• Objective: For each line below that contains the string "หนองจ", copy that line.

Dataset items
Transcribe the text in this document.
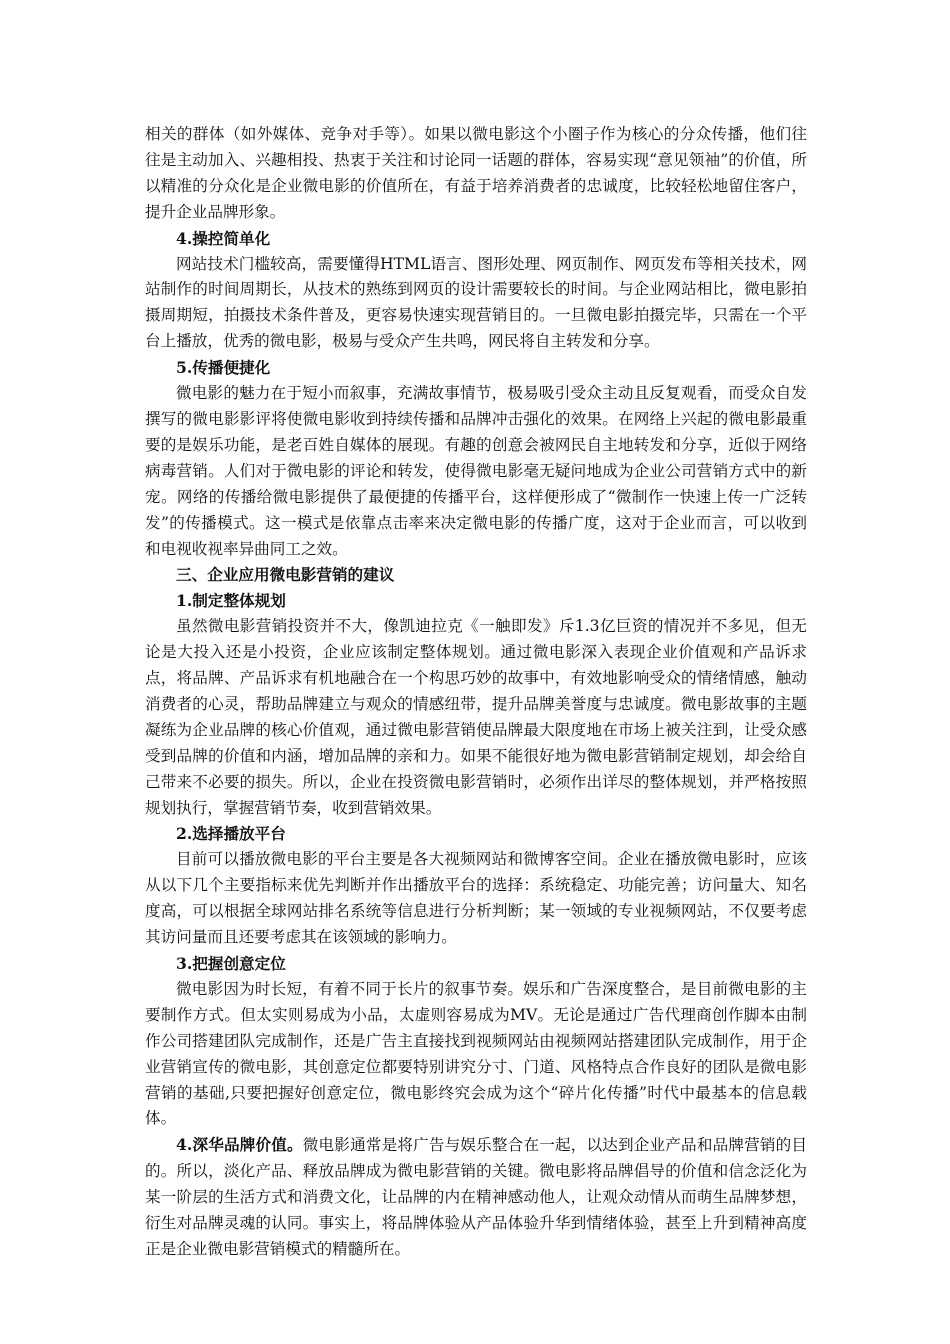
相关的群体（如外媒体、竞争对手等）。如果以微电影这个小圈子作为核心的分众传播，他们往往是主动加入、兴趣相投、热衷于关注和讨论同一话题的群体，容易实现“意见领袖”的价值，所以精准的分众化是企业微电影的价值所在，有益于培养消费者的忠诚度，比较轻松地留住客户，提升企业品牌形象。

4.操控简单化

网站技术门槛较高，需要懂得HTML语言、图形处理、网页制作、网页发布等相关技术，网站制作的时间周期长，从技术的熟练到网页的设计需要较长的时间。与企业网站相比，微电影拍摄周期短，拍摄技术条件普及，更容易快速实现营销目的。一旦微电影拍摄完毕，只需在一个平台上播放，优秀的微电影，极易与受众产生共鸣，网民将自主转发和分享。

5.传播便捷化

微电影的魅力在于短小而叙事，充满故事情节，极易吸引受众主动且反复观看，而受众自发撰写的微电影影评将使微电影收到持续传播和品牌冲击强化的效果。在网络上兴起的微电影最重要的是娱乐功能，是老百姓自媒体的展现。有趣的创意会被网民自主地转发和分享，近似于网络病毒营销。人们对于微电影的评论和转发，使得微电影毫无疑问地成为企业公司营销方式中的新宠。网络的传播给微电影提供了最便捷的传播平台，这样便形成了“微制作一快速上传一广泛转发”的传播模式。这一模式是依靠点击率来决定微电影的传播广度，这对于企业而言，可以收到和电视收视率异曲同工之效。

三、企业应用微电影营销的建议

1.制定整体规划

虽然微电影营销投资并不大，像凯迪拉克《一触即发》斥1.3亿巨资的情况并不多见，但无论是大投入还是小投资，企业应该制定整体规划。通过微电影深入表现企业价值观和产品诉求点，将品牌、产品诉求有机地融合在一个构思巧妙的故事中，有效地影响受众的情绪情感，触动消费者的心灵，帮助品牌建立与观众的情感纽带，提升品牌美誉度与忠诚度。微电影故事的主题凝练为企业品牌的核心价值观，通过微电影营销使品牌最大限度地在市场上被关注到，让受众感受到品牌的价值和内涵，增加品牌的亲和力。如果不能很好地为微电影营销制定规划，却会给自己带来不必要的损失。所以，企业在投资微电影营销时，必须作出详尽的整体规划，并严格按照规划执行，掌握营销节奏，收到营销效果。

2.选择播放平台

目前可以播放微电影的平台主要是各大视频网站和微博客空间。企业在播放微电影时，应该从以下几个主要指标来优先判断并作出播放平台的选择：系统稳定、功能完善；访问量大、知名度高，可以根据全球网站排名系统等信息进行分析判断；某一领域的专业视频网站，不仅要考虑其访问量而且还要考虑其在该领域的影响力。

3.把握创意定位

微电影因为时长短，有着不同于长片的叙事节奏。娱乐和广告深度整合，是目前微电影的主要制作方式。但太实则易成为小品，太虚则容易成为MV。无论是通过广告代理商创作脚本由制作公司搭建团队完成制作，还是广告主直接找到视频网站由视频网站搭建团队完成制作，用于企业营销宣传的微电影，其创意定位都要特别讲究分寸、门道、风格特点合作良好的团队是微电影营销的基础,只要把握好创意定位，微电影终究会成为这个“碎片化传播”时代中最基本的信息载体。

4.深华品牌价值。微电影通常是将广告与娱乐整合在一起，以达到企业产品和品牌营销的目的。所以，淡化产品、释放品牌成为微电影营销的关键。微电影将品牌倡导的价值和信念泛化为某一阶层的生活方式和消费文化，让品牌的内在精神感动他人，让观众动情从而萌生品牌梦想，衍生对品牌灵魂的认同。事实上，将品牌体验从产品体验升华到情绪体验，甚至上升到精神高度正是企业微电影营销模式的精髓所在。
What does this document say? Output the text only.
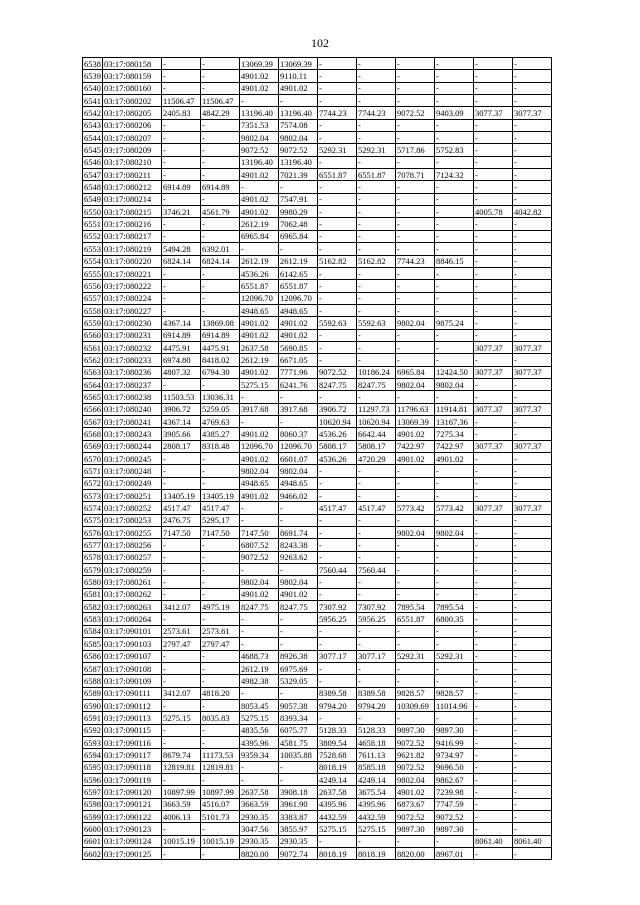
102
6538	03:17:080158	-	-	13069.39	13069.39	-	-	-	-	-	-
6539	03:17:080159	-	-	4901.02	9110.11	-	-	-	-	-	-
6540	03:17:080160	-	-	4901.02	4901.02	-	-	-	-	-	-
6541	03:17:080202	11506.47	11506.47	-	-	-	-	-	-	-	-
6542	03:17:080205	2405.83	4842.29	13196.40	13196.40	7744.23	7744.23	9072.52	9403.09	3077.37	3077.37
6543	03:17:080206	-	-	7351.53	7574.08	-	-	-	-	-	-
6544	03:17:080207	-	-	9802.04	9802.04	-	-	-	-	-	-
6545	03:17:080209	-	-	9072.52	9072.52	5292.31	5292.31	5717.86	5752.83	-	-
6546	03:17:080210	-	-	13196.40	13196.40	-	-	-	-	-	-
6547	03:17:080211	-	-	4901.02	7021.39	6551.87	6551.87	7078.71	7124.32	-	-
6548	03:17:080212	6914.89	6914.89	-	-	-	-	-	-	-	-
6549	03:17:080214	-	-	4901.02	7547.91	-	-	-	-	-	-
6550	03:17:080215	3746.21	4561.79	4901.02	9980.29	-	-	-	-	4005.78	4042.82
6551	03:17:080216	-	-	2612.19	7062.48	-	-	-	-	-	-
6552	03:17:080217	-	-	6965.84	6965.84	-	-	-	-	-	-
6553	03:17:080219	5494.28	6392.01	-	-	-	-	-	-	-	-
6554	03:17:080220	6824.14	6824.14	2612.19	2612.19	5162.82	5162.82	7744.23	8846.15	-	-
6555	03:17:080221	-	-	4536.26	6142.65	-	-	-	-	-	-
6556	03:17:080222	-	-	6551.87	6551.87	-	-	-	-	-	-
6557	03:17:080224	-	-	12096.70	12096.70	-	-	-	-	-	-
6558	03:17:080227	-	-	4948.65	4948.65	-	-	-	-	-	-
6559	03:17:080230	4367.14	13869.08	4901.02	4901.02	5592.63	5592.63	9802.04	9875.24	-	-
6560	03:17:080231	6914.89	6914.89	4901.02	4901.02	-	-	-	-	-	-
6561	03:17:080232	4475.91	4475.91	2637.58	5690.85	-	-	-	-	3077.37	3077.37
6562	03:17:080233	6974.80	8418.02	2612.19	6671.05	-	-	-	-	-	-
6563	03:17:080236	4807.32	6794.30	4901.02	7771.96	9072.52	10186.24	6965.84	12424.50	3077.37	3077.37
6564	03:17:080237	-	-	5275.15	6241.76	8247.75	8247.75	9802.04	9802.04	-	-
6565	03:17:080238	11503.53	13036.31	-	-	-	-	-	-	-	-
6566	03:17:080240	3906.72	5259.05	3917.68	3917.68	3906.72	11297.73	11796.63	11914.81	3077.37	3077.37
6567	03:17:080241	4367.14	4769.63	-	-	10620.94	10620.94	13069.39	13167.36	-	-
6568	03:17:080243	3905.66	4385.27	4901.02	8060.37	4536.26	6642.44	4901.02	7275.34	-	-
6569	03:17:080244	2808.17	8318.48	12096.70	12096.70	5808.17	5808.17	7422.97	7422.97	3077.37	3077.37
6570	03:17:080245	-	-	4901.02	6601.07	4536.26	4720.29	4901.02	4901.02	-	-
6571	03:17:080248	-	-	9802.04	9802.04	-	-	-	-	-	-
6572	03:17:080249	-	-	4948.65	4948.65	-	-	-	-	-	-
6573	03:17:080251	13405.19	13405.19	4901.02	9466.02	-	-	-	-	-	-
6574	03:17:080252	4517.47	4517.47	-	-	4517.47	4517.47	5773.42	5773.42	3077.37	3077.37
6575	03:17:080253	2476.75	5295.17	-	-	-	-	-	-	-	-
6576	03:17:080255	7147.50	7147.50	7147.50	8691.74	-	-	9802.04	9802.04	-	-
6577	03:17:080256	-	-	6807.52	8243.38	-	-	-	-	-	-
6578	03:17:080257	-	-	9072.52	9263.62	-	-	-	-	-	-
6579	03:17:080259	-	-	-	-	7560.44	7560.44	-	-	-	-
6580	03:17:080261	-	-	9802.04	9802.04	-	-	-	-	-	-
6581	03:17:080262	-	-	4901.02	4901.02	-	-	-	-	-	-
6582	03:17:080263	3412.07	4975.19	8247.75	8247.75	7307.92	7307.92	7895.54	7895.54	-	-
6583	03:17:080264	-	-	-	-	5956.25	5956.25	6551.87	6800.35	-	-
6584	03:17:090101	2573.61	2573.61	-	-	-	-	-	-	-	-
6585	03:17:090103	2797.47	2797.47	-	-	-	-	-	-	-	-
6586	03:17:090107	-	-	4688.73	8926.38	3077.17	3077.17	5292.31	5292.31	-	-
6587	03:17:090108	-	-	2612.19	6975.69	-	-	-	-	-	-
6588	03:17:090109	-	-	4982.38	5329.05	-	-	-	-	-	-
6589	03:17:090111	3412.07	4818.20	-	-	8389.58	8389.58	9828.57	9828.57	-	-
6590	03:17:090112	-	-	8053.45	9057.38	9794.20	9794.20	10309.69	11014.96	-	-
6591	03:17:090113	5275.15	8035.83	5275.15	8393.34	-	-	-	-	-	-
6592	03:17:090115	-	-	4835.56	6075.77	5128.33	5128.33	9897.30	9897.30	-	-
6593	03:17:090116	-	-	4395.96	4581.75	3809.54	4658.18	9072.52	9416.99	-	-
6594	03:17:090117	8679.74	11173.53	9359.34	10035.88	7528.68	7611.13	9621.82	9734.97	-	-
6595	03:17:090118	12819.81	12819.81	-	-	8018.19	8585.18	9072.52	9696.50	-	-
6596	03:17:090119	-	-	-	-	4249.14	4249.14	9802.04	9862.67	-	-
6597	03:17:090120	10897.99	10897.99	2637.58	3908.18	2637.58	3675.54	4901.02	7239.98	-	-
6598	03:17:090121	3663.59	4516.07	3663.59	3961.90	4395.96	4395.96	6873.67	7747.59	-	-
6599	03:17:090122	4006.13	5101.73	2930.35	3383.87	4432.59	4432.59	9072.52	9072.52	-	-
6600	03:17:090123	-	-	3047.56	3855.97	5275.15	5275.15	9897.30	9897.30	-	-
6601	03:17:090124	10015.19	10015.19	2930.35	2930.35	-	-	-	-	8061.40	8061.40
6602	03:17:090125	-	-	8820.00	9072.74	8018.19	8018.19	8820.00	8967.01	-	-
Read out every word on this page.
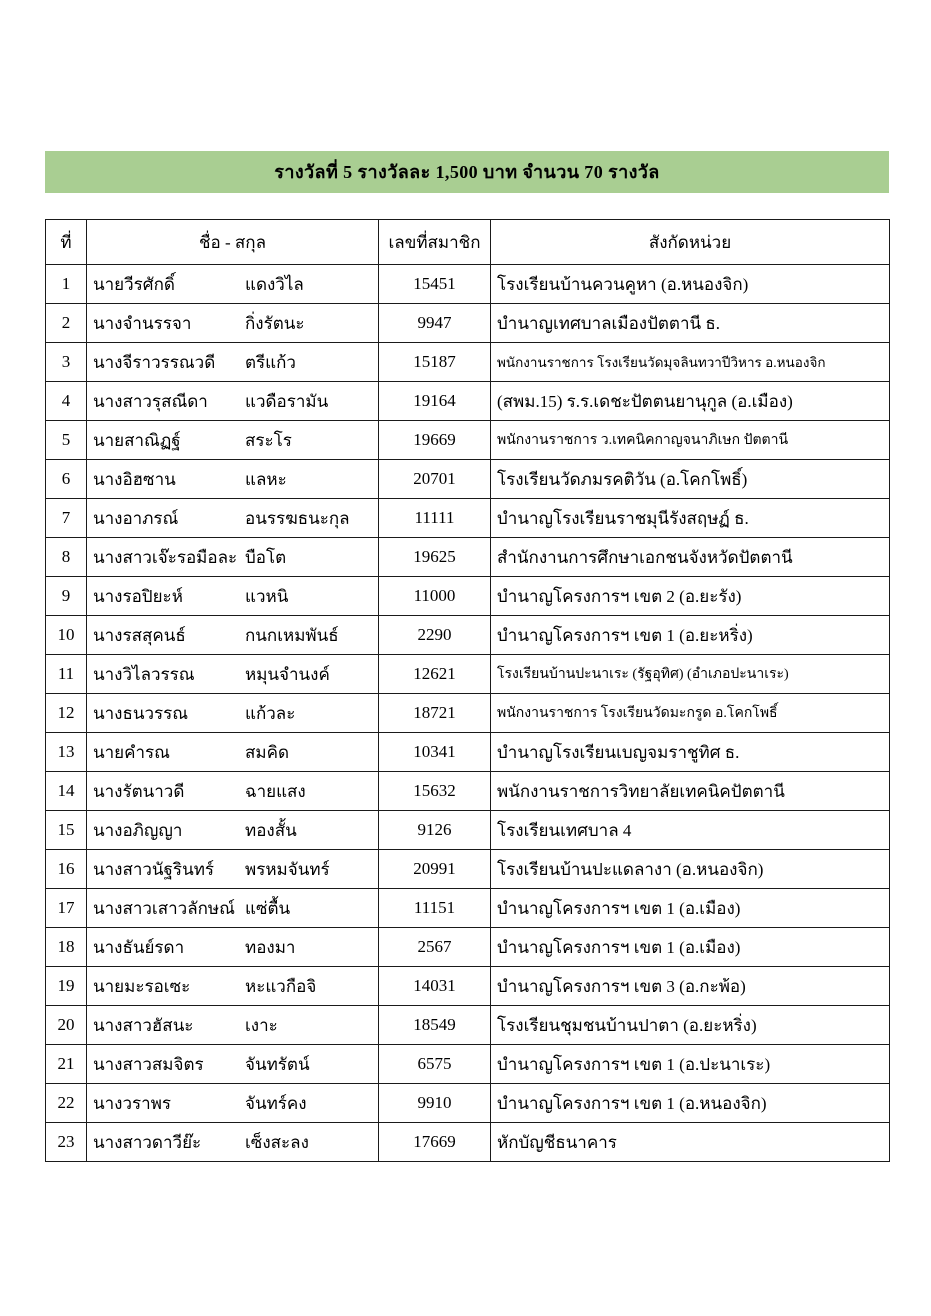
รางวัลที่ 5 รางวัลละ 1,500 บาท จำนวน 70 รางวัล
ที่	ชื่อ - สกุล	เลขที่สมาชิก	สังกัดหน่วย
1	นายวีรศักดิ์ แดงวิไล	15451	โรงเรียนบ้านควนคูหา (อ.หนองจิก)
2	นางจำนรรจา กิ่งรัตนะ	9947	บำนาญเทศบาลเมืองปัตตานี ธ.
3	นางจีราวรรณวดี ตรีแก้ว	15187	พนักงานราชการ โรงเรียนวัดมุจลินทวาปีวิหาร อ.หนองจิก
4	นางสาวรุสณีดา แวดือรามัน	19164	(สพม.15) ร.ร.เดชะปัตตนยานุกูล (อ.เมือง)
5	นายสาณิฏฐ์ สระโร	19669	พนักงานราชการ ว.เทคนิคกาญจนาภิเษก ปัตตานี
6	นางอิฮซาน แลหะ	20701	โรงเรียนวัดภมรคติวัน (อ.โคกโพธิ์)
7	นางอาภรณ์ อนรรฆธนะกุล	11111	บำนาญโรงเรียนราชมุนีรังสฤษฏ์ ธ.
8	นางสาวเจ๊ะรอมือละ บือโต	19625	สำนักงานการศึกษาเอกชนจังหวัดปัตตานี
9	นางรอปิยะห์ แวหนิ	11000	บำนาญโครงการฯ เขต 2 (อ.ยะรัง)
10	นางรสสุคนธ์ กนกเหมพันธ์	2290	บำนาญโครงการฯ เขต 1 (อ.ยะหริ่ง)
11	นางวิไลวรรณ หมุนจำนงค์	12621	โรงเรียนบ้านปะนาเระ (รัฐอุทิศ) (อำเภอปะนาเระ)
12	นางธนวรรณ แก้วละ	18721	พนักงานราชการ โรงเรียนวัดมะกรูด อ.โคกโพธิ์
13	นายคำรณ สมคิด	10341	บำนาญโรงเรียนเบญจมราชูทิศ ธ.
14	นางรัตนาวดี ฉายแสง	15632	พนักงานราชการวิทยาลัยเทคนิคปัตตานี
15	นางอภิญญา ทองสั้น	9126	โรงเรียนเทศบาล 4
16	นางสาวนัฐรินทร์ พรหมจันทร์	20991	โรงเรียนบ้านปะแดลางา (อ.หนองจิก)
17	นางสาวเสาวลักษณ์ แซ่ตื้น	11151	บำนาญโครงการฯ เขต 1 (อ.เมือง)
18	นางธันย์รดา ทองมา	2567	บำนาญโครงการฯ เขต 1 (อ.เมือง)
19	นายมะรอเซะ หะแวกือจิ	14031	บำนาญโครงการฯ เขต 3 (อ.กะพ้อ)
20	นางสาวฮัสนะ เงาะ	18549	โรงเรียนชุมชนบ้านปาตา (อ.ยะหริ่ง)
21	นางสาวสมจิตร จันทรัตน์	6575	บำนาญโครงการฯ เขต 1 (อ.ปะนาเระ)
22	นางวราพร จันทร์คง	9910	บำนาญโครงการฯ เขต 1 (อ.หนองจิก)
23	นางสาวดาวีย๊ะ เซ็งสะลง	17669	หักบัญชีธนาคาร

• Result of this task:
1	นายวีรศักดิ์ แดงวิไล	15451	โรงเรียนบ้านควนคูหา (อ.หนองจิก)
3	นางจีราวรรณวดี ตรีแก้ว	15187	พนักงานราชการ โรงเรียนวัดมุจลินทวาปีวิหาร อ.หนองจิก
16	นางสาวนัฐรินทร์ พรหมจันทร์	20991	โรงเรียนบ้านปะแดลางา (อ.หนองจิก)
22	นางวราพร จันทร์คง	9910	บำนาญโครงการฯ เขต 1 (อ.หนองจิก)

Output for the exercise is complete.